Work to complete:
In full and without deviation, write out the entries that follow.

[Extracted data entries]

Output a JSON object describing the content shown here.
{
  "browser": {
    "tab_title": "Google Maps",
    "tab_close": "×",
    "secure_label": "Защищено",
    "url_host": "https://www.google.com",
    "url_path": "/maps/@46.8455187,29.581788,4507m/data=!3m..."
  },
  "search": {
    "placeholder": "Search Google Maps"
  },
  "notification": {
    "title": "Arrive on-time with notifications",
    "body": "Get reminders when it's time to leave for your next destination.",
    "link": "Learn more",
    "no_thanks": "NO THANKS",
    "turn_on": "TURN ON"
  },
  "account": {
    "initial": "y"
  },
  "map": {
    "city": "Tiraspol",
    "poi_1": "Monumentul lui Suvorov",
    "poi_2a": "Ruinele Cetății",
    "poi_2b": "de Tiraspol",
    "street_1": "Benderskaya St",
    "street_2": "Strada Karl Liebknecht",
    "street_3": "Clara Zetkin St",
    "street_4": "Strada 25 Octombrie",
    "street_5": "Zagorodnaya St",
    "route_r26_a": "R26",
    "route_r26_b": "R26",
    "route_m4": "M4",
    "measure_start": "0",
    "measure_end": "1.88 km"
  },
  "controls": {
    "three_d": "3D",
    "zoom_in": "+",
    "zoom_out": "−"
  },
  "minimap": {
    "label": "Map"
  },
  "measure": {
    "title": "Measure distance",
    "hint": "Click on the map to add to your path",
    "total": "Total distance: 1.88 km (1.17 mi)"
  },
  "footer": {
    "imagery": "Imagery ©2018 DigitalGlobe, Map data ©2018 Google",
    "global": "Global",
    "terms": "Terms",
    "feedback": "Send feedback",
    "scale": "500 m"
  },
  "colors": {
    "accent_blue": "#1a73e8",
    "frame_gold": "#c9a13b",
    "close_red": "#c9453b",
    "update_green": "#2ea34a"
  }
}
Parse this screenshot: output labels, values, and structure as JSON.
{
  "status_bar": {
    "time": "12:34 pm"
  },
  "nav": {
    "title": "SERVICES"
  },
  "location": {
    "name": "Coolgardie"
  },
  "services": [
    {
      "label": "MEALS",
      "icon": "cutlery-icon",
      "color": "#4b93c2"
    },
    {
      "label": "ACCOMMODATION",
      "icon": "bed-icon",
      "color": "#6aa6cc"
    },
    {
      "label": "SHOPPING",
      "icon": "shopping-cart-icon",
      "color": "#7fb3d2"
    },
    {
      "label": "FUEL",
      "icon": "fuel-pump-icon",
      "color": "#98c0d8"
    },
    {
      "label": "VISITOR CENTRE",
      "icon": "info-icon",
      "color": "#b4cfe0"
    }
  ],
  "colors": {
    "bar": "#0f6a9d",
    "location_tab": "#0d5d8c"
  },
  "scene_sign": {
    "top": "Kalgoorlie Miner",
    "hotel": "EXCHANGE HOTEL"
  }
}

Written reply:
Output a JSON object describing the content shown here.
{
  "browser": {
    "tab_title": "Google Maps",
    "tab_close": "×",
    "secure_label": "Защищено",
    "url_host": "https://www.google.com",
    "url_path": "/maps/@46.8455187,29.581788,4507m/data=!3m..."
  },
  "search": {
    "placeholder": "Search Google Maps"
  },
  "notification": {
    "title": "Arrive on-time with notifications",
    "body": "Get reminders when it's time to leave for your next destination.",
    "link": "Learn more",
    "no_thanks": "NO THANKS",
    "turn_on": "TURN ON"
  },
  "account": {
    "initial": "y"
  },
  "map": {
    "city": "Tiraspol",
    "poi_1": "Monumentul lui Suvorov",
    "poi_2a": "Ruinele Cetății",
    "poi_2b": "de Tiraspol",
    "street_1": "Benderskaya St",
    "street_2": "Strada Karl Liebknecht",
    "street_3": "Clara Zetkin St",
    "street_4": "Strada 25 Octombrie",
    "street_5": "Zagorodnaya St",
    "route_r26_a": "R26",
    "route_r26_b": "R26",
    "route_m4": "M4",
    "measure_start": "0",
    "measure_end": "1.88 km"
  },
  "controls": {
    "three_d": "3D",
    "zoom_in": "+",
    "zoom_out": "−"
  },
  "minimap": {
    "label": "Map"
  },
  "measure": {
    "title": "Measure distance",
    "hint": "Click on the map to add to your path",
    "total": "Total distance: 1.88 km (1.17 mi)"
  },
  "footer": {
    "imagery": "Imagery ©2018 DigitalGlobe, Map data ©2018 Google",
    "global": "Global",
    "terms": "Terms",
    "feedback": "Send feedback",
    "scale": "500 m"
  },
  "colors": {
    "accent_blue": "#1a73e8",
    "frame_gold": "#c9a13b",
    "close_red": "#c9453b",
    "update_green": "#2ea34a"
  }
}
Parse this screenshot: output labels, values, and structure as JSON.
{
  "status_bar": {
    "time": "12:34 pm"
  },
  "nav": {
    "title": "SERVICES"
  },
  "location": {
    "name": "Coolgardie"
  },
  "services": [
    {
      "label": "MEALS",
      "icon": "cutlery-icon",
      "color": "#4b93c2"
    },
    {
      "label": "ACCOMMODATION",
      "icon": "bed-icon",
      "color": "#6aa6cc"
    },
    {
      "label": "SHOPPING",
      "icon": "shopping-cart-icon",
      "color": "#7fb3d2"
    },
    {
      "label": "FUEL",
      "icon": "fuel-pump-icon",
      "color": "#98c0d8"
    },
    {
      "label": "VISITOR CENTRE",
      "icon": "info-icon",
      "color": "#b4cfe0"
    }
  ],
  "colors": {
    "bar": "#0f6a9d",
    "location_tab": "#0d5d8c"
  },
  "scene_sign": {
    "top": "Kalgoorlie Miner",
    "hotel": "EXCHANGE HOTEL"
  }
}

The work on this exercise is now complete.